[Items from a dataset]

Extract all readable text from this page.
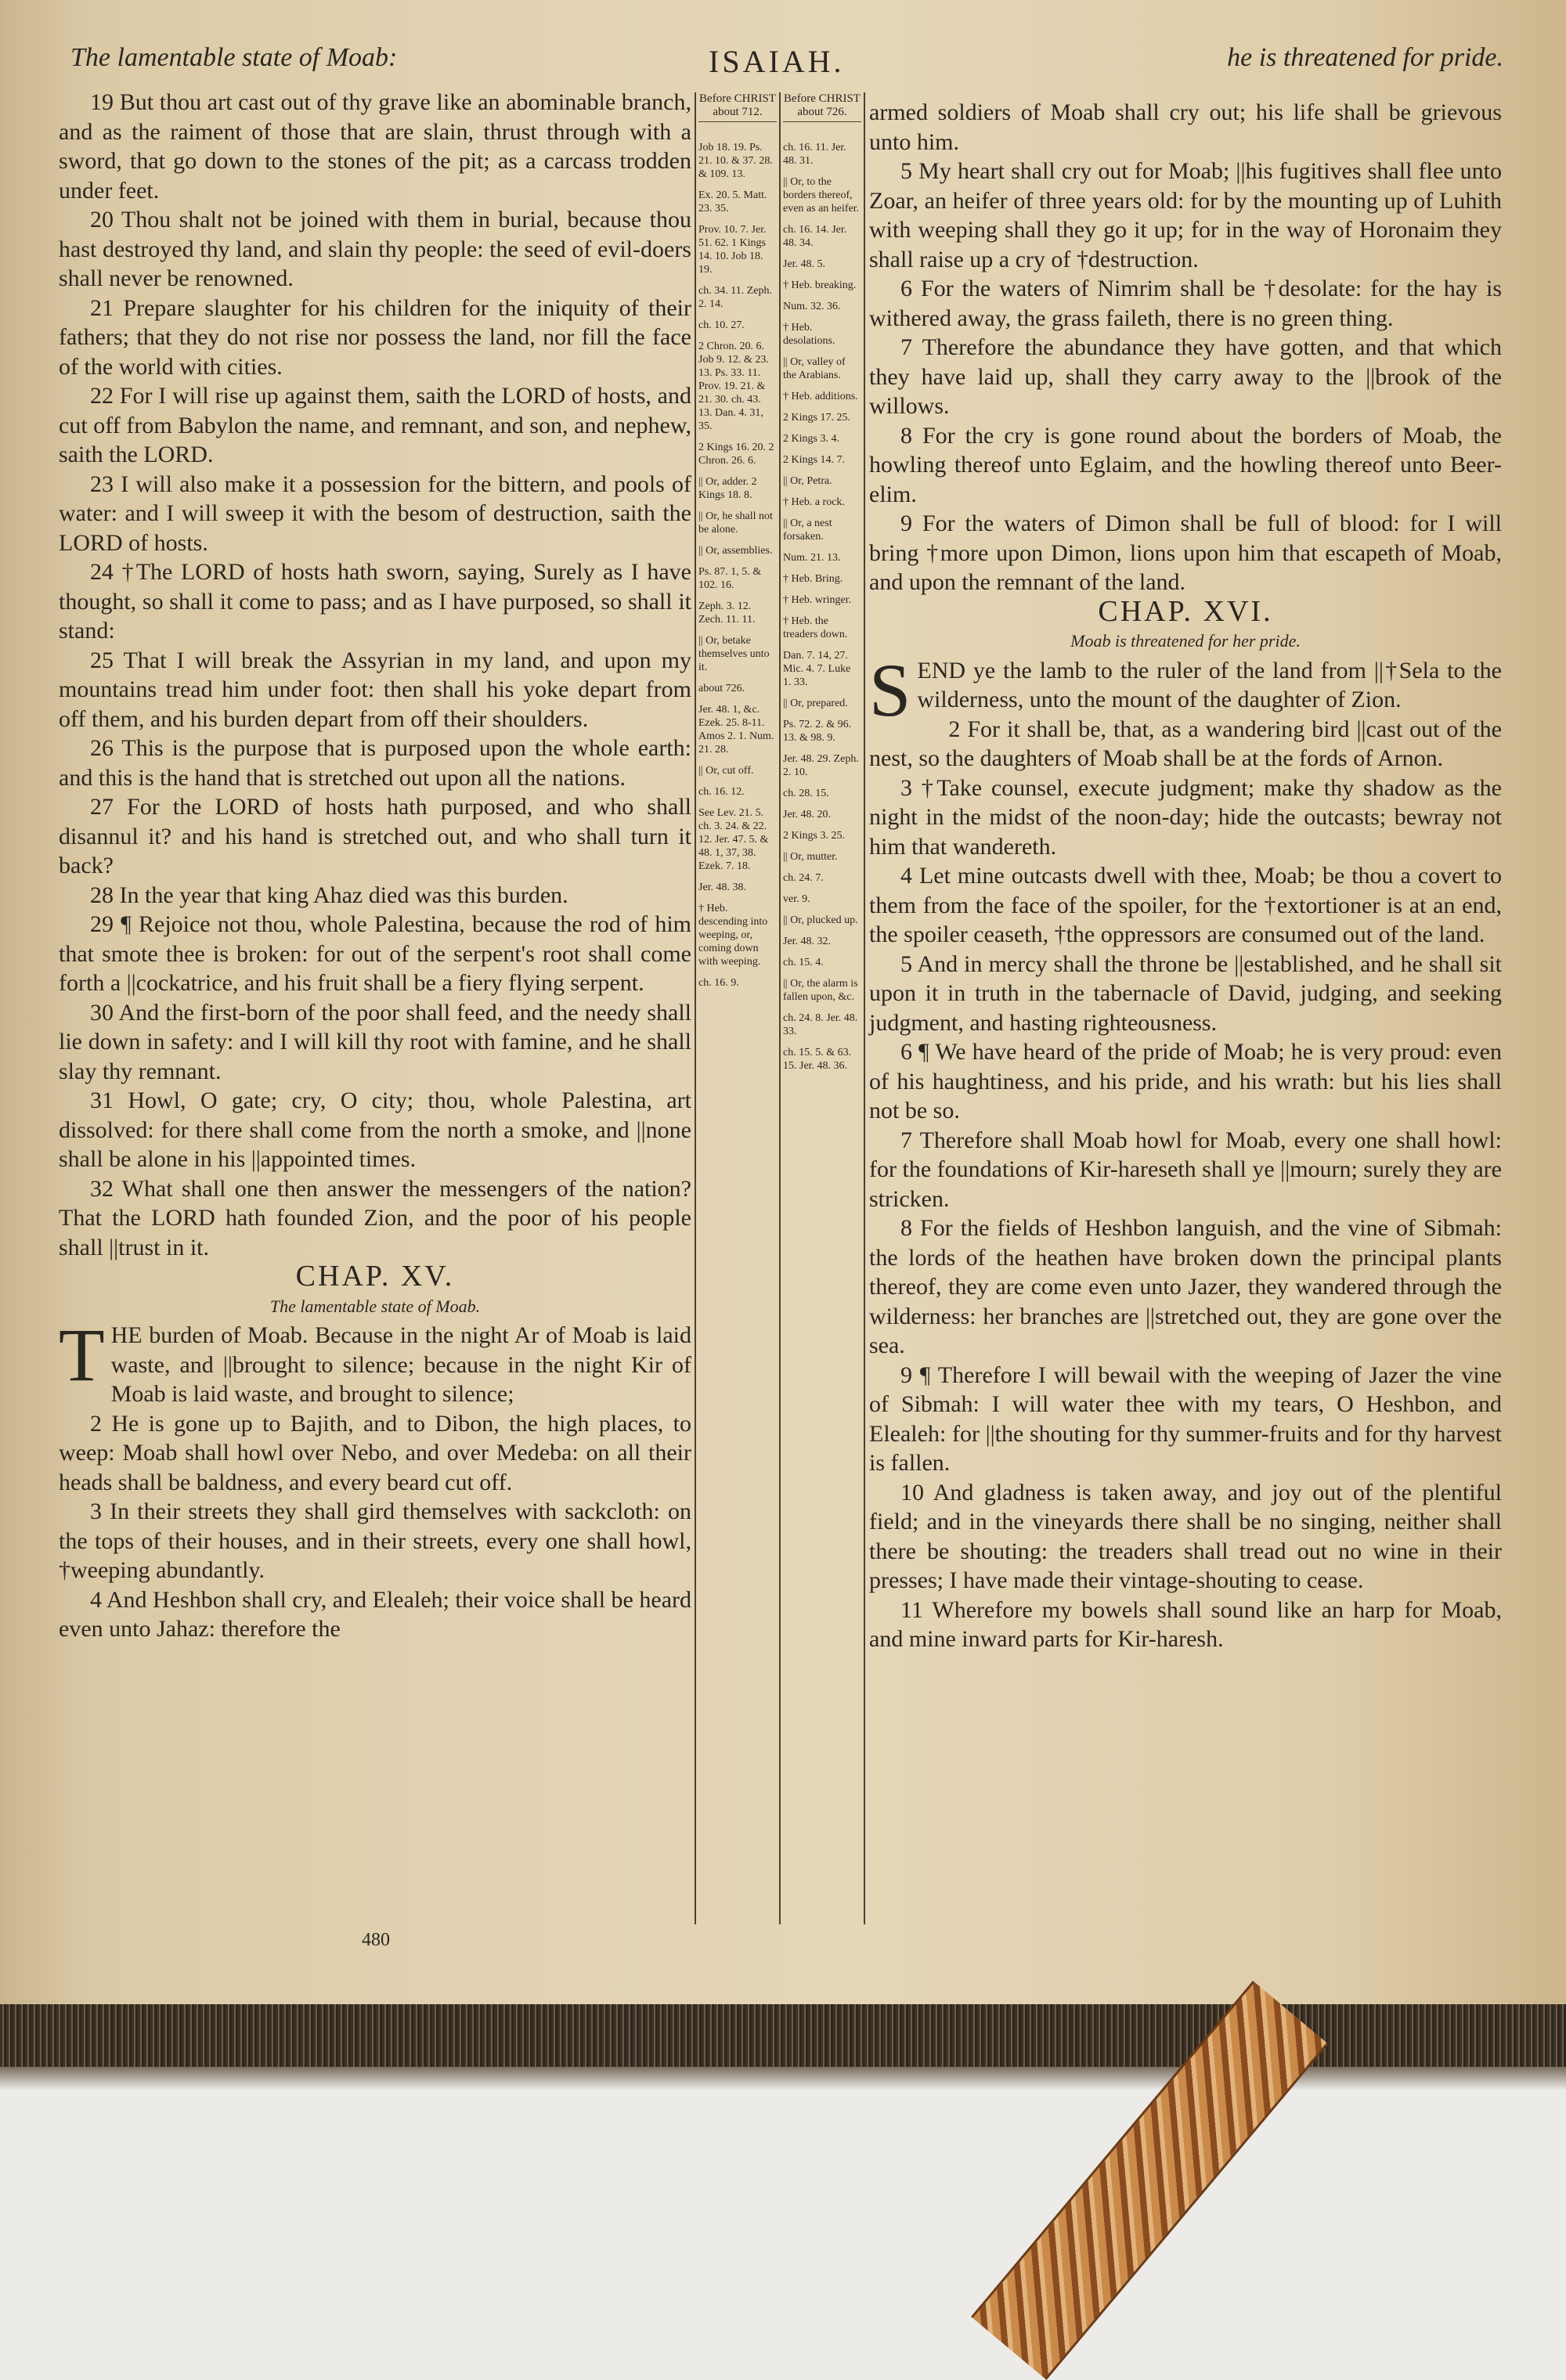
The lamentable state of Moab:	ISAIAH.	he is threatened for pride.

19 But thou art cast out of thy grave like an abominable branch, and as the raiment of those that are slain, thrust through with a sword, that go down to the stones of the pit; as a carcass trodden under feet.

20 Thou shalt not be joined with them in burial, because thou hast destroyed thy land, and slain thy people: the seed of evil-doers shall never be renowned.

21 Prepare slaughter for his children for the iniquity of their fathers; that they do not rise nor possess the land, nor fill the face of the world with cities.

22 For I will rise up against them, saith the LORD of hosts, and cut off from Babylon the name, and remnant, and son, and nephew, saith the LORD.

23 I will also make it a possession for the bittern, and pools of water: and I will sweep it with the besom of destruction, saith the LORD of hosts.

24 †The LORD of hosts hath sworn, saying, Surely as I have thought, so shall it come to pass; and as I have purposed, so shall it stand:

25 That I will break the Assyrian in my land, and upon my mountains tread him under foot: then shall his yoke depart from off them, and his burden depart from off their shoulders.

26 This is the purpose that is purposed upon the whole earth: and this is the hand that is stretched out upon all the nations.

27 For the LORD of hosts hath purposed, and who shall disannul it? and his hand is stretched out, and who shall turn it back?

28 In the year that king Ahaz died was this burden.

29 ¶ Rejoice not thou, whole Palestina, because the rod of him that smote thee is broken: for out of the serpent's root shall come forth a ||cockatrice, and his fruit shall be a fiery flying serpent.

30 And the first-born of the poor shall feed, and the needy shall lie down in safety: and I will kill thy root with famine, and he shall slay thy remnant.

31 Howl, O gate; cry, O city; thou, whole Palestina, art dissolved: for there shall come from the north a smoke, and ||none shall be alone in his ||appointed times.

32 What shall one then answer the messengers of the nation? That the LORD hath founded Zion, and the poor of his people shall ||trust in it.

CHAP. XV.

The lamentable state of Moab.

THE burden of Moab. Because in the night Ar of Moab is laid waste, and ||brought to silence; because in the night Kir of Moab is laid waste, and brought to silence;

2 He is gone up to Bajith, and to Dibon, the high places, to weep: Moab shall howl over Nebo, and over Medeba: on all their heads shall be baldness, and every beard cut off.

3 In their streets they shall gird themselves with sackcloth: on the tops of their houses, and in their streets, every one shall howl, †weeping abundantly.

4 And Heshbon shall cry, and Elealeh; their voice shall be heard even unto Jahaz: therefore the

Before CHRIST about 712.
Job 18. 19. Ps. 21. 10. & 37. 28. & 109. 13.
Ex. 20. 5. Matt. 23. 35.
Prov. 10. 7. Jer. 51. 62. 1 Kings 14. 10. Job 18. 19.
ch. 34. 11. Zeph. 2. 14.
ch. 10. 27.
2 Chron. 20. 6. Job 9. 12. & 23. 13. Ps. 33. 11. Prov. 19. 21. & 21. 30. ch. 43. 13. Dan. 4. 31, 35.
2 Kings 16. 20. 2 Chron. 26. 6.
|| Or, adder. 2 Kings 18. 8.
|| Or, he shall not be alone.
|| Or, assemblies.
Ps. 87. 1, 5. & 102. 16.
Zeph. 3. 12. Zech. 11. 11.
|| Or, betake themselves unto it.
about 726.
Jer. 48. 1, &c. Ezek. 25. 8-11. Amos 2. 1. Num. 21. 28.
|| Or, cut off.
ch. 16. 12.
See Lev. 21. 5. ch. 3. 24. & 22. 12. Jer. 47. 5. & 48. 1, 37, 38. Ezek. 7. 18.
Jer. 48. 38.
† Heb. descending into weeping, or, coming down with weeping.
ch. 16. 9.
Before CHRIST about 726.
ch. 16. 11. Jer. 48. 31.
|| Or, to the borders thereof, even as an heifer.
ch. 16. 14. Jer. 48. 34.
Jer. 48. 5.
† Heb. breaking.
Num. 32. 36.
† Heb. desolations.
|| Or, valley of the Arabians.
† Heb. additions.
2 Kings 17. 25.
2 Kings 3. 4.
2 Kings 14. 7.
|| Or, Petra.
† Heb. a rock.
|| Or, a nest forsaken.
Num. 21. 13.
† Heb. Bring.
† Heb. wringer.
† Heb. the treaders down.
Dan. 7. 14, 27. Mic. 4. 7. Luke 1. 33.
|| Or, prepared.
Ps. 72. 2. & 96. 13. & 98. 9.
Jer. 48. 29. Zeph. 2. 10.
ch. 28. 15.
Jer. 48. 20.
2 Kings 3. 25.
|| Or, mutter.
ch. 24. 7.
ver. 9.
|| Or, plucked up.
Jer. 48. 32.
ch. 15. 4.
|| Or, the alarm is fallen upon, &c.
ch. 24. 8. Jer. 48. 33.
ch. 15. 5. & 63. 15. Jer. 48. 36.

armed soldiers of Moab shall cry out; his life shall be grievous unto him.

5 My heart shall cry out for Moab; ||his fugitives shall flee unto Zoar, an heifer of three years old: for by the mounting up of Luhith with weeping shall they go it up; for in the way of Horonaim they shall raise up a cry of †destruction.

6 For the waters of Nimrim shall be †desolate: for the hay is withered away, the grass faileth, there is no green thing.

7 Therefore the abundance they have gotten, and that which they have laid up, shall they carry away to the ||brook of the willows.

8 For the cry is gone round about the borders of Moab, the howling thereof unto Eglaim, and the howling thereof unto Beer-elim.

9 For the waters of Dimon shall be full of blood: for I will bring †more upon Dimon, lions upon him that escapeth of Moab, and upon the remnant of the land.

CHAP. XVI.

Moab is threatened for her pride.

SEND ye the lamb to the ruler of the land from ||†Sela to the wilderness, unto the mount of the daughter of Zion.

2 For it shall be, that, as a wandering bird ||cast out of the nest, so the daughters of Moab shall be at the fords of Arnon.

3 †Take counsel, execute judgment; make thy shadow as the night in the midst of the noon-day; hide the outcasts; bewray not him that wandereth.

4 Let mine outcasts dwell with thee, Moab; be thou a covert to them from the face of the spoiler, for the †extortioner is at an end, the spoiler ceaseth, †the oppressors are consumed out of the land.

5 And in mercy shall the throne be ||established, and he shall sit upon it in truth in the tabernacle of David, judging, and seeking judgment, and hasting righteousness.

6 ¶ We have heard of the pride of Moab; he is very proud: even of his haughtiness, and his pride, and his wrath: but his lies shall not be so.

7 Therefore shall Moab howl for Moab, every one shall howl: for the foundations of Kir-hareseth shall ye ||mourn; surely they are stricken.

8 For the fields of Heshbon languish, and the vine of Sibmah: the lords of the heathen have broken down the principal plants thereof, they are come even unto Jazer, they wandered through the wilderness: her branches are ||stretched out, they are gone over the sea.

9 ¶ Therefore I will bewail with the weeping of Jazer the vine of Sibmah: I will water thee with my tears, O Heshbon, and Elealeh: for ||the shouting for thy summer-fruits and for thy harvest is fallen.

10 And gladness is taken away, and joy out of the plentiful field; and in the vineyards there shall be no singing, neither shall there be shouting: the treaders shall tread out no wine in their presses; I have made their vintage-shouting to cease.

11 Wherefore my bowels shall sound like an harp for Moab, and mine inward parts for Kir-haresh.

480
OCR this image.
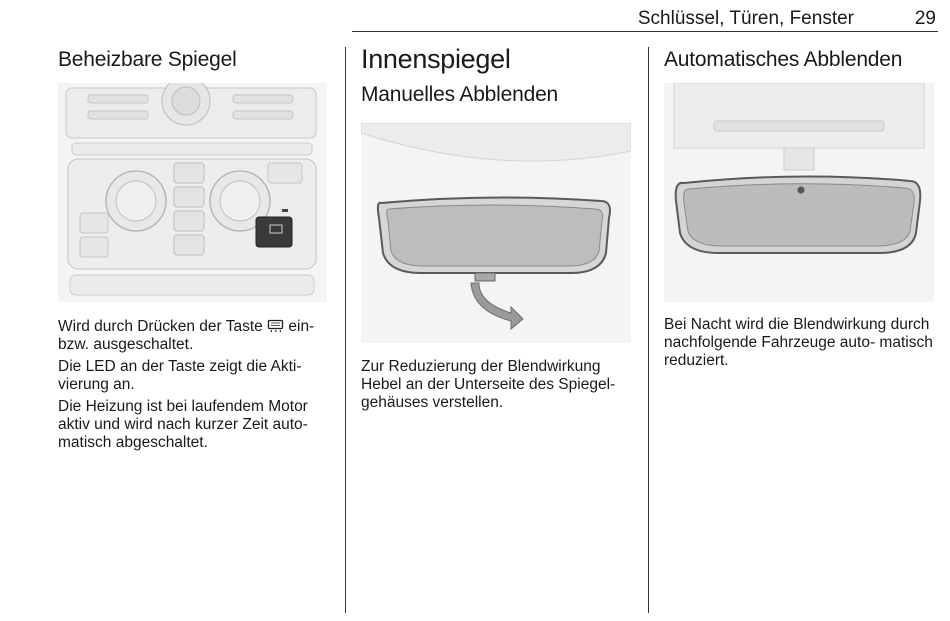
Schlüssel, Türen, Fenster	29
Beheizbare Spiegel

Wird durch Drücken der Taste ein- bzw. ausgeschaltet.

Die LED an der Taste zeigt die Akti- vierung an.

Die Heizung ist bei laufendem Motor aktiv und wird nach kurzer Zeit auto- matisch abgeschaltet.

Innenspiegel
Manuelles Abblenden

Zur Reduzierung der Blendwirkung Hebel an der Unterseite des Spiegel- gehäuses verstellen.

Automatisches Abblenden

Bei Nacht wird die Blendwirkung durch nachfolgende Fahrzeuge auto- matisch reduziert.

▶ [GOAL OF THE EXERCISE]
Take every line containing the word "nest" and copy it.

▶ [ANSWER TO THE TASK]
|| Or, a nest forsaken.
2 For it shall be, that, as a wandering bird ||cast out of the nest, so the daughters of Moab shall be at the fords of Arnon.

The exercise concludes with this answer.